_SUPPLIED INFORMATION_:
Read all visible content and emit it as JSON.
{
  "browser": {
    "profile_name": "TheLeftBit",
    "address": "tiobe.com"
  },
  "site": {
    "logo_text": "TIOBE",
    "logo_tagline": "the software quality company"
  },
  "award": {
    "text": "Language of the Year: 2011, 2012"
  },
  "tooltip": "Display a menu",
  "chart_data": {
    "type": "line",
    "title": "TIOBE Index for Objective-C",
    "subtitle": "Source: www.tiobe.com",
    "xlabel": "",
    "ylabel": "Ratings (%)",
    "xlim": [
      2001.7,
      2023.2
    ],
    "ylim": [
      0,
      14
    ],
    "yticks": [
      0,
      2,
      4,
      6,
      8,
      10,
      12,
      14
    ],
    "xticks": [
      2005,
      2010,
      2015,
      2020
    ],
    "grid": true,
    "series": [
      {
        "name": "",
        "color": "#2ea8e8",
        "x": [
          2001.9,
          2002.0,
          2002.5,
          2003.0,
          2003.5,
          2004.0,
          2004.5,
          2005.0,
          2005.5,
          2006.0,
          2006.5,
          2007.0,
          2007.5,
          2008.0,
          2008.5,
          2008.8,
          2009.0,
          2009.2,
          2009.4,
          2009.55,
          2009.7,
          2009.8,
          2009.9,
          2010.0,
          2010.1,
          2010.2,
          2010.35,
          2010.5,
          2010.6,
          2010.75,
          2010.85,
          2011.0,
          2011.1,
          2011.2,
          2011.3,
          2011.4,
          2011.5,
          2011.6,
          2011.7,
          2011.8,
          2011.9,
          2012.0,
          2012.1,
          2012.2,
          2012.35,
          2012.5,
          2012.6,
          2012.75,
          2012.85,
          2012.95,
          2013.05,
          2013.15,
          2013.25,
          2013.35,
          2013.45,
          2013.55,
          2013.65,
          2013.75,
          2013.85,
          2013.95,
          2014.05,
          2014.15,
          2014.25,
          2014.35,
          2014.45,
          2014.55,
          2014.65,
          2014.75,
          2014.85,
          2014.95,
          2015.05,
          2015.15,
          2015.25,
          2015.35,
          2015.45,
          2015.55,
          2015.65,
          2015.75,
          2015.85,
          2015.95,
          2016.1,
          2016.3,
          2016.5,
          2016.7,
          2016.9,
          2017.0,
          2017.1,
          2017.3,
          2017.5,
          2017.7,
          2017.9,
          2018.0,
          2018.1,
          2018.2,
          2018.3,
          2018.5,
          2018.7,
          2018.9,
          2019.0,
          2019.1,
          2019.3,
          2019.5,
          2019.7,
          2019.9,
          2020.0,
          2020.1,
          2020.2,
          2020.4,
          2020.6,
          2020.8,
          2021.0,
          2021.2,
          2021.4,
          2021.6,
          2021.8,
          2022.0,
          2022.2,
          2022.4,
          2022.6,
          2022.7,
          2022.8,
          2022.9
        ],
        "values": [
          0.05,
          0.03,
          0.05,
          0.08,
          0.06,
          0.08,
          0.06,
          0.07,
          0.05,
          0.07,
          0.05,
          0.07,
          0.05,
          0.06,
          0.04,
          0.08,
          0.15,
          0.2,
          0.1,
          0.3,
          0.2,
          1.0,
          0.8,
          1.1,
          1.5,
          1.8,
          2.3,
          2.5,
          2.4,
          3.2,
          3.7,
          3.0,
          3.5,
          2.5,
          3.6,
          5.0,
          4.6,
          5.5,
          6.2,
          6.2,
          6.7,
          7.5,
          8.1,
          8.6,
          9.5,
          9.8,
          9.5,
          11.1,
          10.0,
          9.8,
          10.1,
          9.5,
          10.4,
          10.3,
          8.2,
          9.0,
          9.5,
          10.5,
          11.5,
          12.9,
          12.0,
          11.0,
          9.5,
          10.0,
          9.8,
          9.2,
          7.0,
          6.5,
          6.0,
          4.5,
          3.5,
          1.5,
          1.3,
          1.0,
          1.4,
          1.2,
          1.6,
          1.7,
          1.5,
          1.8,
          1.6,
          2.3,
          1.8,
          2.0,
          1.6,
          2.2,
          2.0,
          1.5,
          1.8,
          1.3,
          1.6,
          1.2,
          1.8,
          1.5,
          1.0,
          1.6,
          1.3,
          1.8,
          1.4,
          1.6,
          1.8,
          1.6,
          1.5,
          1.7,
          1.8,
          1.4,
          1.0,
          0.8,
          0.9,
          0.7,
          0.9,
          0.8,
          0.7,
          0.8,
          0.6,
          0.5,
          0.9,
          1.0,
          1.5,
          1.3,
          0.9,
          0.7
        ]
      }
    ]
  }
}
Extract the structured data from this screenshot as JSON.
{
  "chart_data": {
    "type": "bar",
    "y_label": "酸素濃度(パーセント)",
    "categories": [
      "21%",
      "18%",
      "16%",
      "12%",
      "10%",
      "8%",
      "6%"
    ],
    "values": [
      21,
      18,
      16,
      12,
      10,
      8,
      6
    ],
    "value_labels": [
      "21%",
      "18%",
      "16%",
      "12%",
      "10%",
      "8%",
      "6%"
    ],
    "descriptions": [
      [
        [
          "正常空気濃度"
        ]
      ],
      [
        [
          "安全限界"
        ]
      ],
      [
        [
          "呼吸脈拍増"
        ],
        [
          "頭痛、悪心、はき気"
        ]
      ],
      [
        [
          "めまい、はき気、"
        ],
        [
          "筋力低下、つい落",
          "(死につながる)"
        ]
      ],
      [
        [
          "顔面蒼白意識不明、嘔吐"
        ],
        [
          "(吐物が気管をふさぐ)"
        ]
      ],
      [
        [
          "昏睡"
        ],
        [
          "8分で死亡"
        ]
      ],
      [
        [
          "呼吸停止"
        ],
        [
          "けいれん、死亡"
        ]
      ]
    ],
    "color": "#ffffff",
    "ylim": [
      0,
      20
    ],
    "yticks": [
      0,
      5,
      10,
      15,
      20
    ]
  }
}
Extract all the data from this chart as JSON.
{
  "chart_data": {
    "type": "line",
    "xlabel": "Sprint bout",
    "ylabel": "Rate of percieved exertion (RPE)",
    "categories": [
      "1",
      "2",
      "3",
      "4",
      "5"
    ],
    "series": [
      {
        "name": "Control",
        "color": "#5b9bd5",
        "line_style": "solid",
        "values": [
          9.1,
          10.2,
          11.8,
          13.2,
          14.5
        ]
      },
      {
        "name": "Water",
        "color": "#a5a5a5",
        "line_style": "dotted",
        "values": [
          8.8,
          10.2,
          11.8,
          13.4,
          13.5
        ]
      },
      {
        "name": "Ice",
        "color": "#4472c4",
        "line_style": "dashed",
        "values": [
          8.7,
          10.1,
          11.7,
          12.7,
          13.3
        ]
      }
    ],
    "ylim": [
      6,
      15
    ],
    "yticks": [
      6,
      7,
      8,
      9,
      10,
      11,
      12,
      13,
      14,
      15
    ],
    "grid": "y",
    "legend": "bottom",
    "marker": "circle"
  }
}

_GOAL OF THE EXERCISE_: Print every entry exactly as it appears.

_WRITTEN SOLUTION_:
Read all visible content and emit it as JSON.
{
  "browser": {
    "profile_name": "TheLeftBit",
    "address": "tiobe.com"
  },
  "site": {
    "logo_text": "TIOBE",
    "logo_tagline": "the software quality company"
  },
  "award": {
    "text": "Language of the Year: 2011, 2012"
  },
  "tooltip": "Display a menu",
  "chart_data": {
    "type": "line",
    "title": "TIOBE Index for Objective-C",
    "subtitle": "Source: www.tiobe.com",
    "xlabel": "",
    "ylabel": "Ratings (%)",
    "xlim": [
      2001.7,
      2023.2
    ],
    "ylim": [
      0,
      14
    ],
    "yticks": [
      0,
      2,
      4,
      6,
      8,
      10,
      12,
      14
    ],
    "xticks": [
      2005,
      2010,
      2015,
      2020
    ],
    "grid": true,
    "series": [
      {
        "name": "",
        "color": "#2ea8e8",
        "x": [
          2001.9,
          2002.0,
          2002.5,
          2003.0,
          2003.5,
          2004.0,
          2004.5,
          2005.0,
          2005.5,
          2006.0,
          2006.5,
          2007.0,
          2007.5,
          2008.0,
          2008.5,
          2008.8,
          2009.0,
          2009.2,
          2009.4,
          2009.55,
          2009.7,
          2009.8,
          2009.9,
          2010.0,
          2010.1,
          2010.2,
          2010.35,
          2010.5,
          2010.6,
          2010.75,
          2010.85,
          2011.0,
          2011.1,
          2011.2,
          2011.3,
          2011.4,
          2011.5,
          2011.6,
          2011.7,
          2011.8,
          2011.9,
          2012.0,
          2012.1,
          2012.2,
          2012.35,
          2012.5,
          2012.6,
          2012.75,
          2012.85,
          2012.95,
          2013.05,
          2013.15,
          2013.25,
          2013.35,
          2013.45,
          2013.55,
          2013.65,
          2013.75,
          2013.85,
          2013.95,
          2014.05,
          2014.15,
          2014.25,
          2014.35,
          2014.45,
          2014.55,
          2014.65,
          2014.75,
          2014.85,
          2014.95,
          2015.05,
          2015.15,
          2015.25,
          2015.35,
          2015.45,
          2015.55,
          2015.65,
          2015.75,
          2015.85,
          2015.95,
          2016.1,
          2016.3,
          2016.5,
          2016.7,
          2016.9,
          2017.0,
          2017.1,
          2017.3,
          2017.5,
          2017.7,
          2017.9,
          2018.0,
          2018.1,
          2018.2,
          2018.3,
          2018.5,
          2018.7,
          2018.9,
          2019.0,
          2019.1,
          2019.3,
          2019.5,
          2019.7,
          2019.9,
          2020.0,
          2020.1,
          2020.2,
          2020.4,
          2020.6,
          2020.8,
          2021.0,
          2021.2,
          2021.4,
          2021.6,
          2021.8,
          2022.0,
          2022.2,
          2022.4,
          2022.6,
          2022.7,
          2022.8,
          2022.9
        ],
        "values": [
          0.05,
          0.03,
          0.05,
          0.08,
          0.06,
          0.08,
          0.06,
          0.07,
          0.05,
          0.07,
          0.05,
          0.07,
          0.05,
          0.06,
          0.04,
          0.08,
          0.15,
          0.2,
          0.1,
          0.3,
          0.2,
          1.0,
          0.8,
          1.1,
          1.5,
          1.8,
          2.3,
          2.5,
          2.4,
          3.2,
          3.7,
          3.0,
          3.5,
          2.5,
          3.6,
          5.0,
          4.6,
          5.5,
          6.2,
          6.2,
          6.7,
          7.5,
          8.1,
          8.6,
          9.5,
          9.8,
          9.5,
          11.1,
          10.0,
          9.8,
          10.1,
          9.5,
          10.4,
          10.3,
          8.2,
          9.0,
          9.5,
          10.5,
          11.5,
          12.9,
          12.0,
          11.0,
          9.5,
          10.0,
          9.8,
          9.2,
          7.0,
          6.5,
          6.0,
          4.5,
          3.5,
          1.5,
          1.3,
          1.0,
          1.4,
          1.2,
          1.6,
          1.7,
          1.5,
          1.8,
          1.6,
          2.3,
          1.8,
          2.0,
          1.6,
          2.2,
          2.0,
          1.5,
          1.8,
          1.3,
          1.6,
          1.2,
          1.8,
          1.5,
          1.0,
          1.6,
          1.3,
          1.8,
          1.4,
          1.6,
          1.8,
          1.6,
          1.5,
          1.7,
          1.8,
          1.4,
          1.0,
          0.8,
          0.9,
          0.7,
          0.9,
          0.8,
          0.7,
          0.8,
          0.6,
          0.5,
          0.9,
          1.0,
          1.5,
          1.3,
          0.9,
          0.7
        ]
      }
    ]
  }
}
Extract the structured data from this screenshot as JSON.
{
  "chart_data": {
    "type": "bar",
    "y_label": "酸素濃度(パーセント)",
    "categories": [
      "21%",
      "18%",
      "16%",
      "12%",
      "10%",
      "8%",
      "6%"
    ],
    "values": [
      21,
      18,
      16,
      12,
      10,
      8,
      6
    ],
    "value_labels": [
      "21%",
      "18%",
      "16%",
      "12%",
      "10%",
      "8%",
      "6%"
    ],
    "descriptions": [
      [
        [
          "正常空気濃度"
        ]
      ],
      [
        [
          "安全限界"
        ]
      ],
      [
        [
          "呼吸脈拍増"
        ],
        [
          "頭痛、悪心、はき気"
        ]
      ],
      [
        [
          "めまい、はき気、"
        ],
        [
          "筋力低下、つい落",
          "(死につながる)"
        ]
      ],
      [
        [
          "顔面蒼白意識不明、嘔吐"
        ],
        [
          "(吐物が気管をふさぐ)"
        ]
      ],
      [
        [
          "昏睡"
        ],
        [
          "8分で死亡"
        ]
      ],
      [
        [
          "呼吸停止"
        ],
        [
          "けいれん、死亡"
        ]
      ]
    ],
    "color": "#ffffff",
    "ylim": [
      0,
      20
    ],
    "yticks": [
      0,
      5,
      10,
      15,
      20
    ]
  }
}
Extract all the data from this chart as JSON.
{
  "chart_data": {
    "type": "line",
    "xlabel": "Sprint bout",
    "ylabel": "Rate of percieved exertion (RPE)",
    "categories": [
      "1",
      "2",
      "3",
      "4",
      "5"
    ],
    "series": [
      {
        "name": "Control",
        "color": "#5b9bd5",
        "line_style": "solid",
        "values": [
          9.1,
          10.2,
          11.8,
          13.2,
          14.5
        ]
      },
      {
        "name": "Water",
        "color": "#a5a5a5",
        "line_style": "dotted",
        "values": [
          8.8,
          10.2,
          11.8,
          13.4,
          13.5
        ]
      },
      {
        "name": "Ice",
        "color": "#4472c4",
        "line_style": "dashed",
        "values": [
          8.7,
          10.1,
          11.7,
          12.7,
          13.3
        ]
      }
    ],
    "ylim": [
      6,
      15
    ],
    "yticks": [
      6,
      7,
      8,
      9,
      10,
      11,
      12,
      13,
      14,
      15
    ],
    "grid": "y",
    "legend": "bottom",
    "marker": "circle"
  }
}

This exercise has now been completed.